*The request*
Lines that contain the string "rank" are to be copied; leave out all others.

*Source records*
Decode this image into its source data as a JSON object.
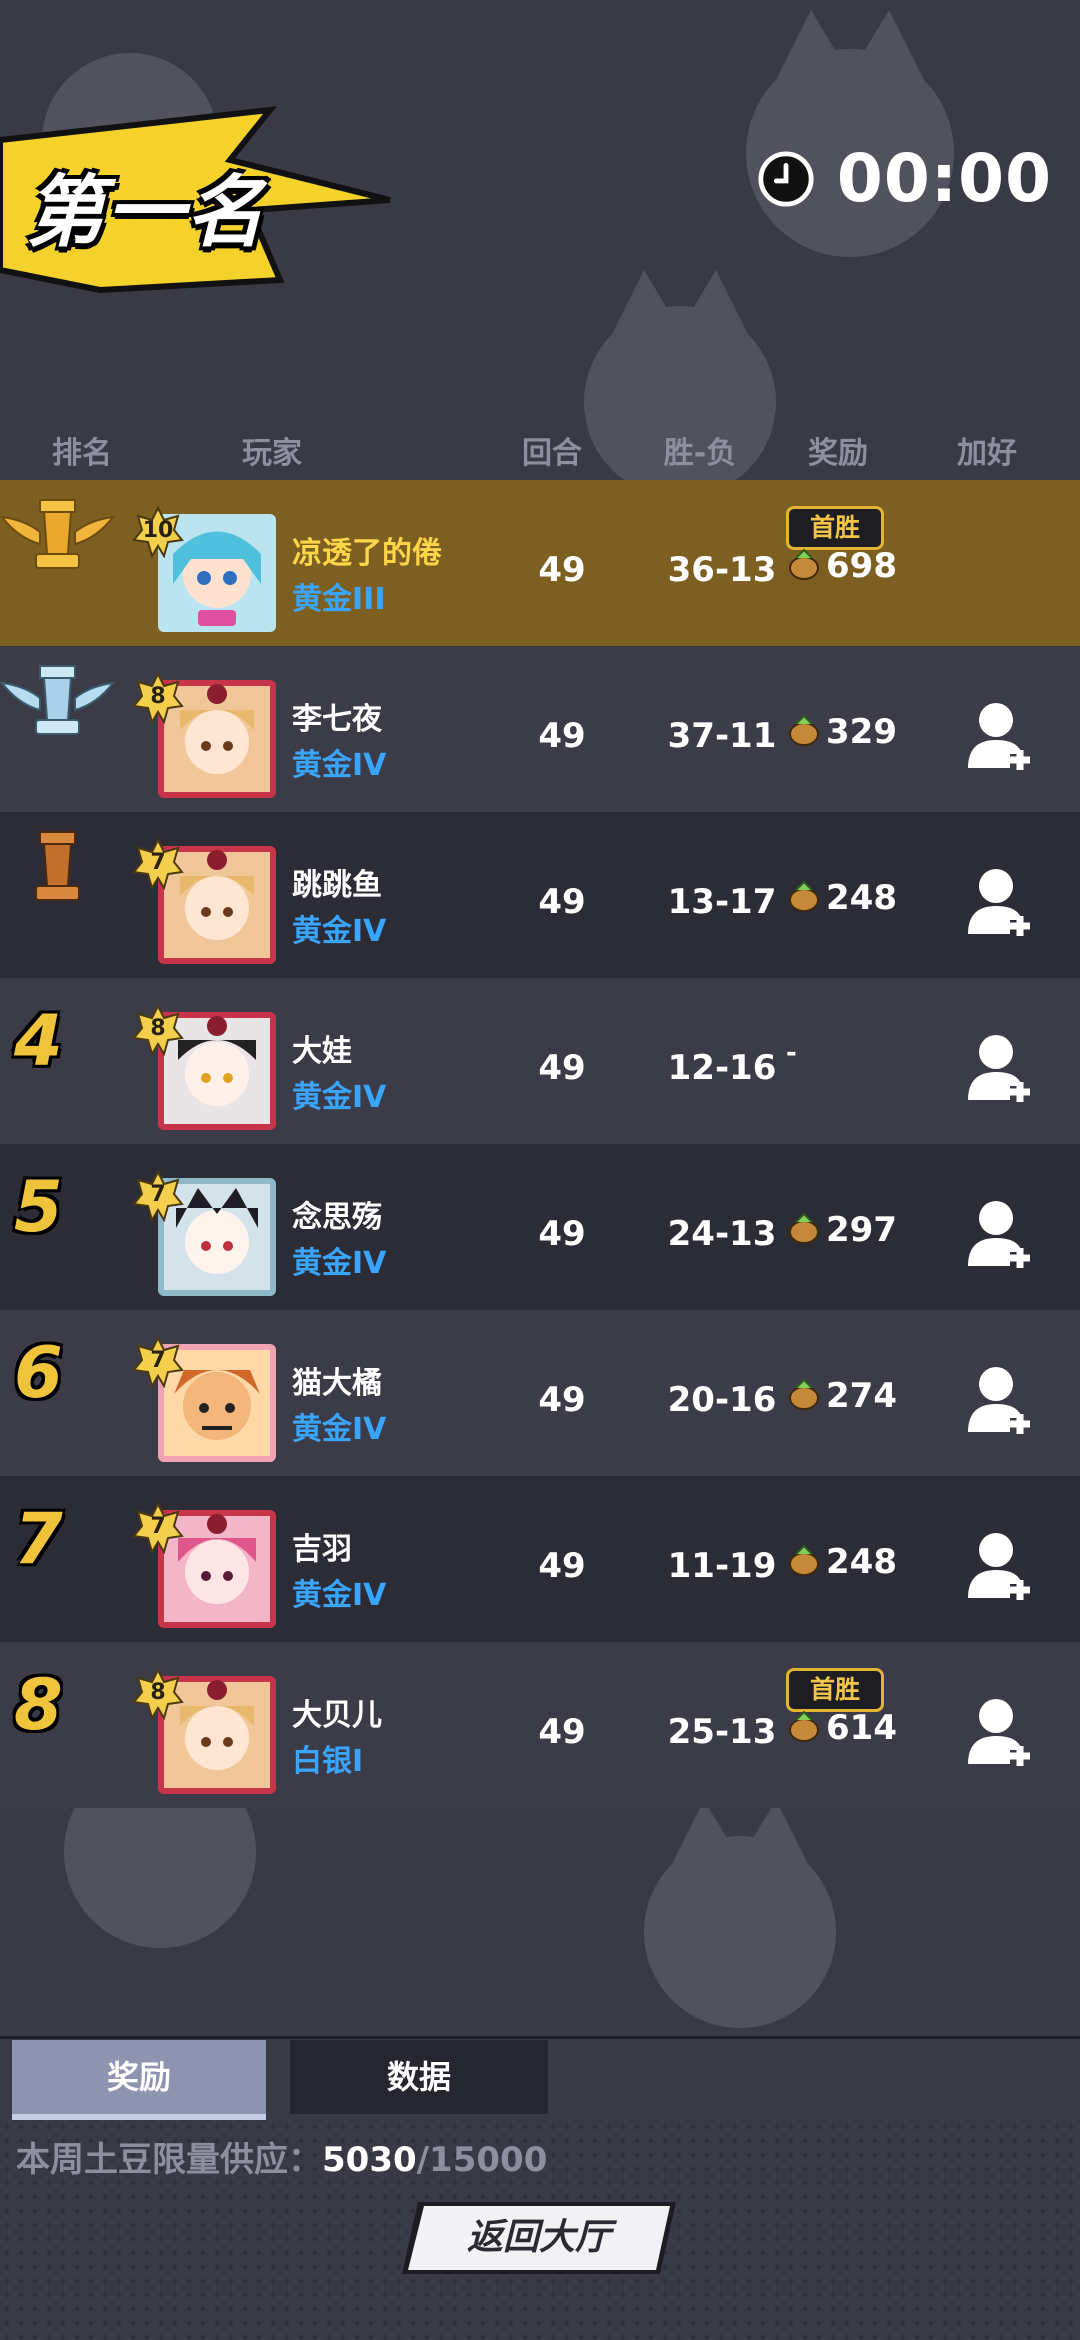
{
  "header": {
    "title": "第一名",
    "timer": "00:00"
  },
  "columns": {
    "rank": "排名",
    "player": "玩家",
    "rounds": "回合",
    "win_loss": "胜-负",
    "reward": "奖励",
    "add_friend": "加好友"
  },
  "rows": [
    {
      "rank": "1",
      "level": "10",
      "name": "凉透了的倦",
      "tier": "黄金III",
      "rounds": "49",
      "win_loss": "36-13",
      "reward": "698",
      "first_win": "首胜"
    },
    {
      "rank": "2",
      "level": "8",
      "name": "李七夜",
      "tier": "黄金IV",
      "rounds": "49",
      "win_loss": "37-11",
      "reward": "329"
    },
    {
      "rank": "3",
      "level": "7",
      "name": "跳跳鱼",
      "tier": "黄金IV",
      "rounds": "49",
      "win_loss": "13-17",
      "reward": "248"
    },
    {
      "rank": "4",
      "level": "8",
      "name": "大娃",
      "tier": "黄金IV",
      "rounds": "49",
      "win_loss": "12-16",
      "reward": "-"
    },
    {
      "rank": "5",
      "level": "7",
      "name": "念思殇",
      "tier": "黄金IV",
      "rounds": "49",
      "win_loss": "24-13",
      "reward": "297"
    },
    {
      "rank": "6",
      "level": "7",
      "name": "猫大橘",
      "tier": "黄金IV",
      "rounds": "49",
      "win_loss": "20-16",
      "reward": "274"
    },
    {
      "rank": "7",
      "level": "7",
      "name": "吉羽",
      "tier": "黄金IV",
      "rounds": "49",
      "win_loss": "11-19",
      "reward": "248"
    },
    {
      "rank": "8",
      "level": "8",
      "name": "大贝儿",
      "tier": "白银I",
      "rounds": "49",
      "win_loss": "25-13",
      "reward": "614",
      "first_win": "首胜"
    }
  ],
  "tabs": {
    "reward": "奖励",
    "data": "数据"
  },
  "supply": {
    "label": "本周土豆限量供应：",
    "current": "5030",
    "total": "/15000"
  },
  "back_button": "返回大厅",
  "colors": {
    "first_row": "#7d6021",
    "gold_text": "#f0c43a",
    "tier_blue": "#3aa5ff",
    "accent_yellow": "#f5d12b"
  }
}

*Output for this task*
    "rank": "排名",
      "rank": "1",
      "rank": "2",
      "rank": "3",
      "rank": "4",
      "rank": "5",
      "rank": "6",
      "rank": "7",
      "rank": "8",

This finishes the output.